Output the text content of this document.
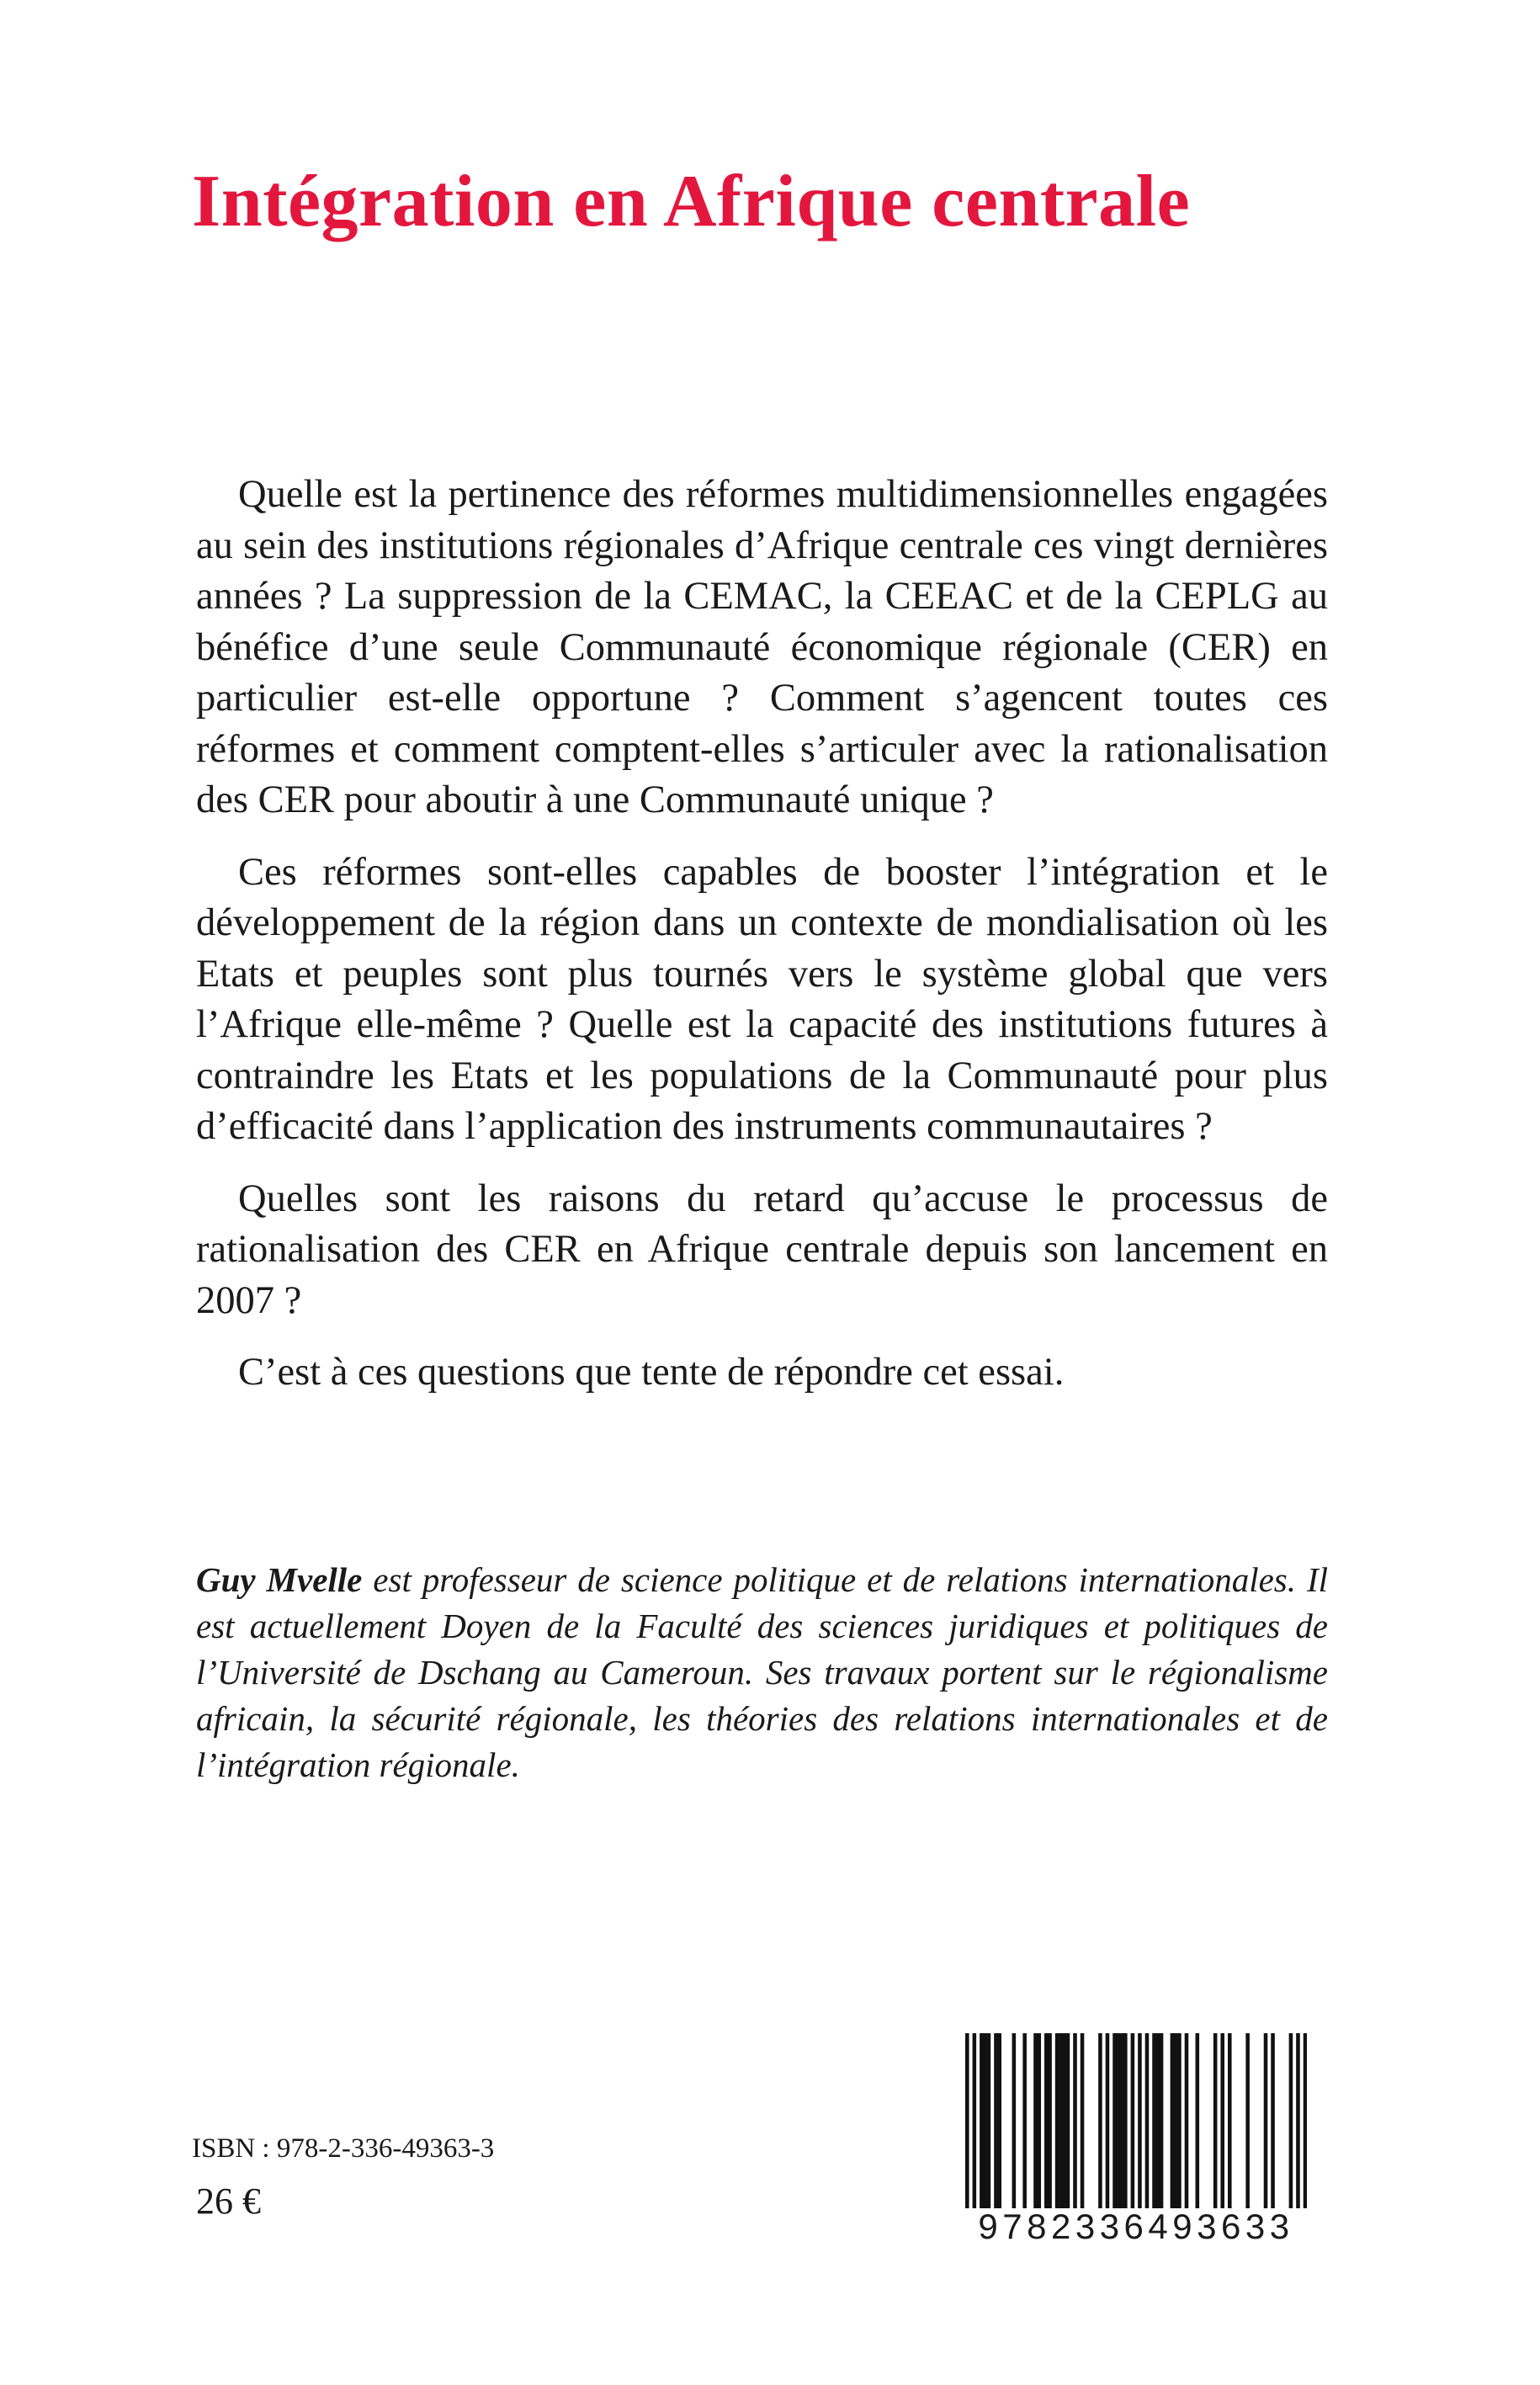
Intégration en Afrique centrale

Quelle est la pertinence des réformes multidimensionnelles engagées au sein des institutions régionales d’Afrique centrale ces vingt dernières années ? La suppression de la CEMAC, la CEEAC et de la CEPLG au bénéfice d’une seule Communauté économique régionale (CER) en particulier est-elle opportune ? Comment s’agencent toutes ces réformes et comment comptent-elles s’articuler avec la rationalisation des CER pour aboutir à une Communauté unique ?

Ces réformes sont-elles capables de booster l’intégration et le développement de la région dans un contexte de mondialisation où les Etats et peuples sont plus tournés vers le système global que vers l’Afrique elle-même ? Quelle est la capacité des institutions futures à contraindre les Etats et les populations de la Communauté pour plus d’efficacité dans l’application des instruments communautaires ?

Quelles sont les raisons du retard qu’accuse le processus de rationalisation des CER en Afrique centrale depuis son lancement en 2007 ?

C’est à ces questions que tente de répondre cet essai.

Guy Mvelle est professeur de science politique et de relations internationales. Il est actuellement Doyen de la Faculté des sciences juridiques et politiques de l’Université de Dschang au Cameroun. Ses travaux portent sur le régionalisme africain, la sécurité régionale, les théories des relations internationales et de l’intégration régionale.

ISBN : 978-2-336-49363-3
26 €
9782336493633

> Required work:
Gather each line holding the string "sont".

> Task result:
Ces réformes sont-elles capables de booster l’intégration et le développement de la région dans un contexte de mondialisation où les Etats et peuples sont plus tournés vers le système global que vers l’Afrique elle-même ? Quelle est la capacité des institutions futures à contraindre les Etats et les populations de la Communauté pour plus d’efficacité dans l’application des instruments communautaires ?
Quelles sont les raisons du retard qu’accuse le processus de rationalisation des CER en Afrique centrale depuis son lancement en 2007 ?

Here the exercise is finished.